━━ GIVEN DATA

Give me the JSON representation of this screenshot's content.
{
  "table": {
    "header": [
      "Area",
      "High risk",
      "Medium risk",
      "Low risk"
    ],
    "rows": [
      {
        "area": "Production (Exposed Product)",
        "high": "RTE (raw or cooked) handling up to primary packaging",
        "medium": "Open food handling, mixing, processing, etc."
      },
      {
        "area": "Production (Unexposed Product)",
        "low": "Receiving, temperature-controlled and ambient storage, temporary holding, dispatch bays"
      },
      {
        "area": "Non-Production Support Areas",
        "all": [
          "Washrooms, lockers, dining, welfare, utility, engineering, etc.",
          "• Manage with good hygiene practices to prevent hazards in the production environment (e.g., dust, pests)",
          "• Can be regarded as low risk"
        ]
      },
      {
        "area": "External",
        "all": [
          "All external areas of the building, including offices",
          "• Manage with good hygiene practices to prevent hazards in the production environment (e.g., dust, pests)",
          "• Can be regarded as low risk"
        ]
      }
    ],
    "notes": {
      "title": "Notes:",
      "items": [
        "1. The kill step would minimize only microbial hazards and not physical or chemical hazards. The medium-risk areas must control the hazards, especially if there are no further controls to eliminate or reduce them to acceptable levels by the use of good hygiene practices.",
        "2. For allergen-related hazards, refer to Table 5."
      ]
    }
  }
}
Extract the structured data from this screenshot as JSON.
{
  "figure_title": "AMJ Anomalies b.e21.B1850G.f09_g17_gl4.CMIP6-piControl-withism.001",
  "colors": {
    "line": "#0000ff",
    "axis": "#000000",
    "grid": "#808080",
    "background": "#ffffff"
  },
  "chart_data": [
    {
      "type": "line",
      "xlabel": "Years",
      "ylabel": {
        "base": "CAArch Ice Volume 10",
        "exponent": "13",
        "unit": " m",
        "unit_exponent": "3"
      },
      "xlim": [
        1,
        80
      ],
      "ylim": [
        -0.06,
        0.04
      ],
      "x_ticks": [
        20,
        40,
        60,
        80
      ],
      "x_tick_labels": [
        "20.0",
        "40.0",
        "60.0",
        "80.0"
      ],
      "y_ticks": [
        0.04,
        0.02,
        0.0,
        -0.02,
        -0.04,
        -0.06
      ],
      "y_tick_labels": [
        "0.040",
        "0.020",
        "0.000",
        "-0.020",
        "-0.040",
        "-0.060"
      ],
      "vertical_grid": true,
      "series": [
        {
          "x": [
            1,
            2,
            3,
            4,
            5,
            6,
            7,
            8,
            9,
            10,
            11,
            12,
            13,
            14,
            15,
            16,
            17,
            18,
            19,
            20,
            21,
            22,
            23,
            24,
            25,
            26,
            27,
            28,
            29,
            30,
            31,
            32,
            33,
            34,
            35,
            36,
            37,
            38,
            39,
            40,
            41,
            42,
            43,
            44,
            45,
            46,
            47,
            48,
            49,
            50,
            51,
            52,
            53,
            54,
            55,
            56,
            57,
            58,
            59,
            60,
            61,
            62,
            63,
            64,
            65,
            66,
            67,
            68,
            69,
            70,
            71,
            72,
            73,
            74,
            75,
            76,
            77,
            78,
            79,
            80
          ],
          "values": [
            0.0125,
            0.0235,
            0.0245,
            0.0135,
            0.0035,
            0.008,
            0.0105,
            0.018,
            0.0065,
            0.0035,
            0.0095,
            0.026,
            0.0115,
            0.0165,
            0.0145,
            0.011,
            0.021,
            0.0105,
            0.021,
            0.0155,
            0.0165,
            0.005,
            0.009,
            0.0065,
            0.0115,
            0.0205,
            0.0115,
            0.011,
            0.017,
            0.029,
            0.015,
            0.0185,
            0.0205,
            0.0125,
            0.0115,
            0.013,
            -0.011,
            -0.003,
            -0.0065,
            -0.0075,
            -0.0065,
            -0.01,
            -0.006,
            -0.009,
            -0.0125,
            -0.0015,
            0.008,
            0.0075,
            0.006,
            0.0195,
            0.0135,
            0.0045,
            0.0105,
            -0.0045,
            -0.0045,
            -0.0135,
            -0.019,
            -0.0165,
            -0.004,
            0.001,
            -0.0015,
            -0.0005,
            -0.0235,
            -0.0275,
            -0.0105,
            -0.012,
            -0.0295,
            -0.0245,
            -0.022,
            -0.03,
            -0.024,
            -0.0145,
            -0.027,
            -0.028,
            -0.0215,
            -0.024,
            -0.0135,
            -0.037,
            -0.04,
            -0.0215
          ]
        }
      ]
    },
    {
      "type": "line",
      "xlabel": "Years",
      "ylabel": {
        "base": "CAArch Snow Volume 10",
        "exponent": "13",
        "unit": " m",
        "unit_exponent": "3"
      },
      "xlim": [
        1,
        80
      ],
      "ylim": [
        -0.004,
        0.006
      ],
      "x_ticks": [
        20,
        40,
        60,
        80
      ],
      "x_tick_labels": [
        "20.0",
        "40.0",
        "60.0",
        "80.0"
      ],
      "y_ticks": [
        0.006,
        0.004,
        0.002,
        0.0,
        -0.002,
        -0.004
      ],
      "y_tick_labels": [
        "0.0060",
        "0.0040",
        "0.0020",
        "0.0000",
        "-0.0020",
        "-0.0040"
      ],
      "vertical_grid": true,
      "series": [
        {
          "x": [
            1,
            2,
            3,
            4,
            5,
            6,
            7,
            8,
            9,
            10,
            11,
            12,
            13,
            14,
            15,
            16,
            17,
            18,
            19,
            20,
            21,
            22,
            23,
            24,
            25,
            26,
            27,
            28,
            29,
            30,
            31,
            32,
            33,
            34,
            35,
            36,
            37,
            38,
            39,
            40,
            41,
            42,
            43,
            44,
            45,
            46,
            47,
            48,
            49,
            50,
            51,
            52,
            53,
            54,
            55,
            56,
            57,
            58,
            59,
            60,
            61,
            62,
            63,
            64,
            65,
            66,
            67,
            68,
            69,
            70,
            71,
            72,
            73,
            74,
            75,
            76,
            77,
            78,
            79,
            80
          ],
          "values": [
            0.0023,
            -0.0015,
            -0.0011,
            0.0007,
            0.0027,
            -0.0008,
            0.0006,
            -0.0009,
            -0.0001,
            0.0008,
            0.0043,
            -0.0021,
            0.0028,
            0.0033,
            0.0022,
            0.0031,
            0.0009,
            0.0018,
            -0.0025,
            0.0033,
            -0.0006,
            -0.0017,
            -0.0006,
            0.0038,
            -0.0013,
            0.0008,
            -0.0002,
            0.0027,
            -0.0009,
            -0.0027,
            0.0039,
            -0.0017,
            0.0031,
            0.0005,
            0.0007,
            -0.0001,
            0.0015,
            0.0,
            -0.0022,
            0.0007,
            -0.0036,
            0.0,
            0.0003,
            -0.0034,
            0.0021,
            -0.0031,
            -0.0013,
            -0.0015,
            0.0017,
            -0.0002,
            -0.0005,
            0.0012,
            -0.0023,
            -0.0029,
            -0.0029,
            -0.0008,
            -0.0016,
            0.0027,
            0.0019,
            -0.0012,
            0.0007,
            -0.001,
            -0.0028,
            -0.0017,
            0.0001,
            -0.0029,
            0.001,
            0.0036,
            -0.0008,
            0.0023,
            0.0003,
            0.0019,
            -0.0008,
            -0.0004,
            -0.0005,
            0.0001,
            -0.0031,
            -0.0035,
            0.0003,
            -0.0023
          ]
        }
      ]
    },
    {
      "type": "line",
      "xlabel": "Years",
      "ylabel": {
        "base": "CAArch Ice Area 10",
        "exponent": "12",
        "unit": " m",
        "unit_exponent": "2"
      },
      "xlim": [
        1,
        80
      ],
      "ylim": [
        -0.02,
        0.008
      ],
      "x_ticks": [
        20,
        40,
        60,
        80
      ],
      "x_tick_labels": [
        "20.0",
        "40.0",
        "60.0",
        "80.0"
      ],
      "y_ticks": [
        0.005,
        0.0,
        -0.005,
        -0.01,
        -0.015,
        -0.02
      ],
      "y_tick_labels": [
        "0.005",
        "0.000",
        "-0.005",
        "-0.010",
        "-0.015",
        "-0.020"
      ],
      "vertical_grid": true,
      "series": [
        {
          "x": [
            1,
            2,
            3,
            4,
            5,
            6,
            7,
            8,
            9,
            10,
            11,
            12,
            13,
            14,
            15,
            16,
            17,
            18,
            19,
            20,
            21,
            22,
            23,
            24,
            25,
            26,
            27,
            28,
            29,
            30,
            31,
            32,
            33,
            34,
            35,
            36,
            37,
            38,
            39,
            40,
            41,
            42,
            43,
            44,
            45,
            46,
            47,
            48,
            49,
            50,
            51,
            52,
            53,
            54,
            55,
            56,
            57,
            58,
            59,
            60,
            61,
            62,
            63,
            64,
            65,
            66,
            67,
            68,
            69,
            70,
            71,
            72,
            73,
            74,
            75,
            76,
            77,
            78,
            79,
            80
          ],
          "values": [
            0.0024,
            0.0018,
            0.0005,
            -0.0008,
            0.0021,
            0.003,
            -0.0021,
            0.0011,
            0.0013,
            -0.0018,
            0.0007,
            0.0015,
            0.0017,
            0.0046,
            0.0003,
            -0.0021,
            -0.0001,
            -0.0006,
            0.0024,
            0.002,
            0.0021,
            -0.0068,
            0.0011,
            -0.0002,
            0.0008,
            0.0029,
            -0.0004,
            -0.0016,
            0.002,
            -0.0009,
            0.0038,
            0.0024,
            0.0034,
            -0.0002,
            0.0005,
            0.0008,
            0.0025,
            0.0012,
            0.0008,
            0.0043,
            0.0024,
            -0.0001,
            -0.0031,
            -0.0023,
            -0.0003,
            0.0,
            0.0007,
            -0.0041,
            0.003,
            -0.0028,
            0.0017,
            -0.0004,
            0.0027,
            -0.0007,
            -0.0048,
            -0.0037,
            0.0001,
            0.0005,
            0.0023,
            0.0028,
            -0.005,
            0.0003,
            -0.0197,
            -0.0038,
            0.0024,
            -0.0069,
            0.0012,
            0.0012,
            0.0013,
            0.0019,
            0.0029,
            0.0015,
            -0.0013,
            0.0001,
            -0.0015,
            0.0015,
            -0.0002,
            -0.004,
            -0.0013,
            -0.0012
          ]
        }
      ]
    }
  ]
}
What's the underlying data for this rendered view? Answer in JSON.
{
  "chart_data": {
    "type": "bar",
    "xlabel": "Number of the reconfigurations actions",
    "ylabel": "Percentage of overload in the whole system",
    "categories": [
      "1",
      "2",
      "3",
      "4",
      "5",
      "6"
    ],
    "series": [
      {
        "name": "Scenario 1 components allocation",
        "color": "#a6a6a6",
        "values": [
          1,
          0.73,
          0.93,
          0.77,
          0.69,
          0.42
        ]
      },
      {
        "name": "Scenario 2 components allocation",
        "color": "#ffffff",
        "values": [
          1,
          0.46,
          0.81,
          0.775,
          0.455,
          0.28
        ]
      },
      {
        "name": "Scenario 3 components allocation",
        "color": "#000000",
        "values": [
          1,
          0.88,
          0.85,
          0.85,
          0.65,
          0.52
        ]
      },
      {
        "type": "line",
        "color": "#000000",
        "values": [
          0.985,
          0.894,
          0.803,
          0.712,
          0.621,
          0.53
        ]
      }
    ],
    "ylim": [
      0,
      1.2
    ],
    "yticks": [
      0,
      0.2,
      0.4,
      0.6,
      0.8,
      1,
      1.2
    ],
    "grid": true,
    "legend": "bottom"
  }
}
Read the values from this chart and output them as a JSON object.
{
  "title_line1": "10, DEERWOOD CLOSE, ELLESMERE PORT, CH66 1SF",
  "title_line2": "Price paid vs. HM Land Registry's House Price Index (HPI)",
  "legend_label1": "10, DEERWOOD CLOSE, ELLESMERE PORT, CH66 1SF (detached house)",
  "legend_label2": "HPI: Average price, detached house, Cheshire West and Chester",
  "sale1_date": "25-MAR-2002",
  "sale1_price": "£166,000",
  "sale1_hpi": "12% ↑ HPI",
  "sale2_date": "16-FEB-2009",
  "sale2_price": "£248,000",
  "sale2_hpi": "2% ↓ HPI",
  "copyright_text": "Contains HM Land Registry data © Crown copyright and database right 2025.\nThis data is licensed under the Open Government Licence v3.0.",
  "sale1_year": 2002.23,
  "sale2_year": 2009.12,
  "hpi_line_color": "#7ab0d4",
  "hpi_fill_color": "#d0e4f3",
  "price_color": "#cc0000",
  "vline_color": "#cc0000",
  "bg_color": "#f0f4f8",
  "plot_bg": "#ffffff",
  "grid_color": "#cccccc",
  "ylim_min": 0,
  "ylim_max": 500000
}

━━━━

SHORT TASK:
For the listing above, identify each line bearing "Registry".

COMPLETED TASK:
  "title_line2": "Price paid vs. HM Land Registry's House Price Index (HPI)",
  "copyright_text": "Contains HM Land Registry data © Crown copyright and database right 2025.\nThis data is licensed under the Open Government Licence v3.0.",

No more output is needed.